**What is needed**
Locate the string "link" in the records below. Copy every line where it occurs.

**Record list**
_____

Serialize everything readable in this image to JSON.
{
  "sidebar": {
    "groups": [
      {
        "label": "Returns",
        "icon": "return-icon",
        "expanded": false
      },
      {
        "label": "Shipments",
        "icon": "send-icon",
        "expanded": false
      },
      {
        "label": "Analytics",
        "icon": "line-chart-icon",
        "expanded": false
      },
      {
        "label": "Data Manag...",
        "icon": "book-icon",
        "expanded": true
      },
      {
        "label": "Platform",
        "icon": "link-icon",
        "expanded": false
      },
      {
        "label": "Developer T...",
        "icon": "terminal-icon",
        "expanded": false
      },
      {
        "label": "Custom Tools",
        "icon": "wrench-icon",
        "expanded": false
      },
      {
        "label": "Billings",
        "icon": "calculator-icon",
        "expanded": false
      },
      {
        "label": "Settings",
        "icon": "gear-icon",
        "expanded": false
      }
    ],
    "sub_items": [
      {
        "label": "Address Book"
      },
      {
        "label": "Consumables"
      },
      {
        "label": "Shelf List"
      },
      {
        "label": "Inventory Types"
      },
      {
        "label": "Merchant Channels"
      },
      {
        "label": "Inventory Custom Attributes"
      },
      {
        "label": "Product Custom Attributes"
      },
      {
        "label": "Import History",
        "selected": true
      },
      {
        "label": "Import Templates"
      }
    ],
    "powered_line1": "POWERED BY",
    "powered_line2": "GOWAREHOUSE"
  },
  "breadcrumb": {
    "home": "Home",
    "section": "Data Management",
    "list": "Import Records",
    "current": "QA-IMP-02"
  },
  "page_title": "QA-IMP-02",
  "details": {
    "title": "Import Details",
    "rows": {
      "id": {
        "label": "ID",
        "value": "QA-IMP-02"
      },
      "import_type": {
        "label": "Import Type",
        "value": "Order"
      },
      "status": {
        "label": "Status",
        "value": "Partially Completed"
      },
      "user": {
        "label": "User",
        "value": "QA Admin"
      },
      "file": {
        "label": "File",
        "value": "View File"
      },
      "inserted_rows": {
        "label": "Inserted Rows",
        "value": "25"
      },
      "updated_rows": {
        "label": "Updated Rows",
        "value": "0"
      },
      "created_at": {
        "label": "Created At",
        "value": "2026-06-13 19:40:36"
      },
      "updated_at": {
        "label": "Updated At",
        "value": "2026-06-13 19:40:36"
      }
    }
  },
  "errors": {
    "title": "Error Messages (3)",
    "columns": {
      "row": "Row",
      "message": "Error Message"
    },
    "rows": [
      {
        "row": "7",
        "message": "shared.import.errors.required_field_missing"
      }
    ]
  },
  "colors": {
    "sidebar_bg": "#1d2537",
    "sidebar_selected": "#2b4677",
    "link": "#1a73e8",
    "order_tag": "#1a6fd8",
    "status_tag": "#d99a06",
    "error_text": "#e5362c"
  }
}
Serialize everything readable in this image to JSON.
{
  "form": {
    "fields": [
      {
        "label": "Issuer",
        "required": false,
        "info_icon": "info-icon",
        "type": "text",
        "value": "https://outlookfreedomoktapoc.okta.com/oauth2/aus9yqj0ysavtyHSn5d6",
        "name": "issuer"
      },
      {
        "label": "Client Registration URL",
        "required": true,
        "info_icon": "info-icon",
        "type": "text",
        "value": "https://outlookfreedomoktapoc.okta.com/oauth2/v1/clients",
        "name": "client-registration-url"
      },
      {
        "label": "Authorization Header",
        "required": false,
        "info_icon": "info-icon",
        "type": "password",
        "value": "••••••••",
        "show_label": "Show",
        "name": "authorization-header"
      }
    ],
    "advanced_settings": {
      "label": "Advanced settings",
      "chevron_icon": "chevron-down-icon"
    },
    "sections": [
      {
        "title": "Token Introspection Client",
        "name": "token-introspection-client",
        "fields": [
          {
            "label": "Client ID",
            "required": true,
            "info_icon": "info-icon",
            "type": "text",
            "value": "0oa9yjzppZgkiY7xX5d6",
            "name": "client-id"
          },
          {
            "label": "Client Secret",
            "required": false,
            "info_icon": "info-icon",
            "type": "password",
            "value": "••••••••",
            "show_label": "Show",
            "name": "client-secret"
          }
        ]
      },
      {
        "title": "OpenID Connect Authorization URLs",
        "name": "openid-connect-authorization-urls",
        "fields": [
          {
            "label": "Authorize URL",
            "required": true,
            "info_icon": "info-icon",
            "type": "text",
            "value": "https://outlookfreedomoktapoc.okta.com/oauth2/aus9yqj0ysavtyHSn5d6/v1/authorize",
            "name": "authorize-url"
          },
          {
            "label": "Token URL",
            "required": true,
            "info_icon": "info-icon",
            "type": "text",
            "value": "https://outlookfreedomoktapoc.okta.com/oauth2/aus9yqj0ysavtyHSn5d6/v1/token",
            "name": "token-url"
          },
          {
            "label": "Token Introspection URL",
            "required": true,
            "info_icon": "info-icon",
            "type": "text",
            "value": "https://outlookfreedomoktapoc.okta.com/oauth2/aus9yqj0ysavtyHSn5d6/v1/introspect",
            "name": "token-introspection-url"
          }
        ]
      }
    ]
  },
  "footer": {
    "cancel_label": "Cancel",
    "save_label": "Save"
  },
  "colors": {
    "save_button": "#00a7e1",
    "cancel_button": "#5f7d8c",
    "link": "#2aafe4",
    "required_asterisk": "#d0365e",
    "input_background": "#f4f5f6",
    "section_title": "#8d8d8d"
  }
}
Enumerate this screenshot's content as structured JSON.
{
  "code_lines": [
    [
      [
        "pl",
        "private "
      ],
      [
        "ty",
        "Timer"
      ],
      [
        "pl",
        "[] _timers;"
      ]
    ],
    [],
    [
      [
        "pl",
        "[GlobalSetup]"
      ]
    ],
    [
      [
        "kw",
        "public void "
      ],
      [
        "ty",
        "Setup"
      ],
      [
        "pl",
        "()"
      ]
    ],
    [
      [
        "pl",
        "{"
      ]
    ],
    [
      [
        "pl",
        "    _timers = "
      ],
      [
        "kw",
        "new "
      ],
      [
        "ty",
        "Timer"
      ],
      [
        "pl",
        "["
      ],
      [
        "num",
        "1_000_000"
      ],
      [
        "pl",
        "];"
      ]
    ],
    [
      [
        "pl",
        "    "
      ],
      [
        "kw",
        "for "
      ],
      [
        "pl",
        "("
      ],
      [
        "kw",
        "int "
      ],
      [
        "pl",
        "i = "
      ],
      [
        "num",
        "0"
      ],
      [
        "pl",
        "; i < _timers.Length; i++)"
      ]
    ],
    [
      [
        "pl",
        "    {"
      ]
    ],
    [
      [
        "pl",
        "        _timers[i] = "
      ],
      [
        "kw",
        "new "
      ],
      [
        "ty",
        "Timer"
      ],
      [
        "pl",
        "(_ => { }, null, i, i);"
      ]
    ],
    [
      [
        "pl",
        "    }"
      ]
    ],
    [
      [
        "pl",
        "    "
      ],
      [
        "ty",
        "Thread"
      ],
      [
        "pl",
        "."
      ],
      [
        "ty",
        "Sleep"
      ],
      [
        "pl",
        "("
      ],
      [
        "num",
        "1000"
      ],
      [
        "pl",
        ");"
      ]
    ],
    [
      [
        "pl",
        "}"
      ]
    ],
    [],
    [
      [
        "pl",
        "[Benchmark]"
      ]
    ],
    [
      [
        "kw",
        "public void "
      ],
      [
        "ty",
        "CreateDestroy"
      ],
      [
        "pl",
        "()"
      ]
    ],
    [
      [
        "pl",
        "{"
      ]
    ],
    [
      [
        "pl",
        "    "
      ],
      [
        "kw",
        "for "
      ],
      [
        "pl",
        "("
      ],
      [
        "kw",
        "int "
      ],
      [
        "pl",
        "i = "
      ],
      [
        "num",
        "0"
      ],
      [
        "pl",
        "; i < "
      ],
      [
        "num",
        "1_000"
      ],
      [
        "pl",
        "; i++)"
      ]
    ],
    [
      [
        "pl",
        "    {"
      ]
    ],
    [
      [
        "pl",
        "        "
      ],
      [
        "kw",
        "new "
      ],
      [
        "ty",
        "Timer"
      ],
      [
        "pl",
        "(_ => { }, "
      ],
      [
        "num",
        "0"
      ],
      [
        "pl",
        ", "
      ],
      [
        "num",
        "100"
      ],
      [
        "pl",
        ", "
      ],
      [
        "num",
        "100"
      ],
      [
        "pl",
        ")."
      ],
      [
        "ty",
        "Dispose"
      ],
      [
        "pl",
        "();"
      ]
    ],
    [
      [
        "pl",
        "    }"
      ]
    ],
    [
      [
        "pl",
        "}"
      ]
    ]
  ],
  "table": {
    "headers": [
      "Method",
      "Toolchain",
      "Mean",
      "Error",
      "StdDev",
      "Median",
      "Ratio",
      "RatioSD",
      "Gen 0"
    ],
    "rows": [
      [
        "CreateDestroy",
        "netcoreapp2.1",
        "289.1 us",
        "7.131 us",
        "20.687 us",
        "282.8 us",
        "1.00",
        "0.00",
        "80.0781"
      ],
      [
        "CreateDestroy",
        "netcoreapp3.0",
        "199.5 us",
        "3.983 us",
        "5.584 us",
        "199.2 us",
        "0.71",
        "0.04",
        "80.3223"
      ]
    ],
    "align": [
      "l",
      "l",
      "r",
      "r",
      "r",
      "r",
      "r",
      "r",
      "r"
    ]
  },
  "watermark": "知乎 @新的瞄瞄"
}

_____

**Answer in full**
        "icon": "link-icon",
    "link": "#1a73e8",
    "link": "#2aafe4",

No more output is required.